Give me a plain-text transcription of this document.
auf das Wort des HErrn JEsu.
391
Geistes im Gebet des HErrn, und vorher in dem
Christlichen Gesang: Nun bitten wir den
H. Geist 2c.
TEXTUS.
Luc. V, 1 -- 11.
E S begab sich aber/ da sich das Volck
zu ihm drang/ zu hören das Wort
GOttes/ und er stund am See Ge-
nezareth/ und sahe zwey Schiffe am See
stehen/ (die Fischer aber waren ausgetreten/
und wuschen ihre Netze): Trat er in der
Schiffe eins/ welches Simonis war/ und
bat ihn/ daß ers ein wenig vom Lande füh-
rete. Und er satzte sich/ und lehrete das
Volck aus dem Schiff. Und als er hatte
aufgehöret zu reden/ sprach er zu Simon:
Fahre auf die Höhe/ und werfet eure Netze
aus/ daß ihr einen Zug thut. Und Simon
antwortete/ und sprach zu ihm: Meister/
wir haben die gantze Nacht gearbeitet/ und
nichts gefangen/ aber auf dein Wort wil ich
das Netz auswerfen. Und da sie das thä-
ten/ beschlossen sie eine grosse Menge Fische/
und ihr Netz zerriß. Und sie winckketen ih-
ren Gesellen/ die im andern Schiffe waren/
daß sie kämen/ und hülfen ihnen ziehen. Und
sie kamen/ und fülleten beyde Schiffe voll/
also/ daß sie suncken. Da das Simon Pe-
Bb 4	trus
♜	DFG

★ ★ ★

◆ **Task goal**: Transcribe the whole listing with nothing added or left out.

◆ **Correct response**:
Give me a plain-text transcription of this document.
auf das Wort des HErrn JEsu.
391
Geistes im Gebet des HErrn, und vorher in dem
Christlichen Gesang: Nun bitten wir den
H. Geist 2c.
TEXTUS.
Luc. V, 1 -- 11.
E S begab sich aber/ da sich das Volck
zu ihm drang/ zu hören das Wort
GOttes/ und er stund am See Ge-
nezareth/ und sahe zwey Schiffe am See
stehen/ (die Fischer aber waren ausgetreten/
und wuschen ihre Netze): Trat er in der
Schiffe eins/ welches Simonis war/ und
bat ihn/ daß ers ein wenig vom Lande füh-
rete. Und er satzte sich/ und lehrete das
Volck aus dem Schiff. Und als er hatte
aufgehöret zu reden/ sprach er zu Simon:
Fahre auf die Höhe/ und werfet eure Netze
aus/ daß ihr einen Zug thut. Und Simon
antwortete/ und sprach zu ihm: Meister/
wir haben die gantze Nacht gearbeitet/ und
nichts gefangen/ aber auf dein Wort wil ich
das Netz auswerfen. Und da sie das thä-
ten/ beschlossen sie eine grosse Menge Fische/
und ihr Netz zerriß. Und sie winckketen ih-
ren Gesellen/ die im andern Schiffe waren/
daß sie kämen/ und hülfen ihnen ziehen. Und
sie kamen/ und fülleten beyde Schiffe voll/
also/ daß sie suncken. Da das Simon Pe-
Bb 4	trus
♜	DFG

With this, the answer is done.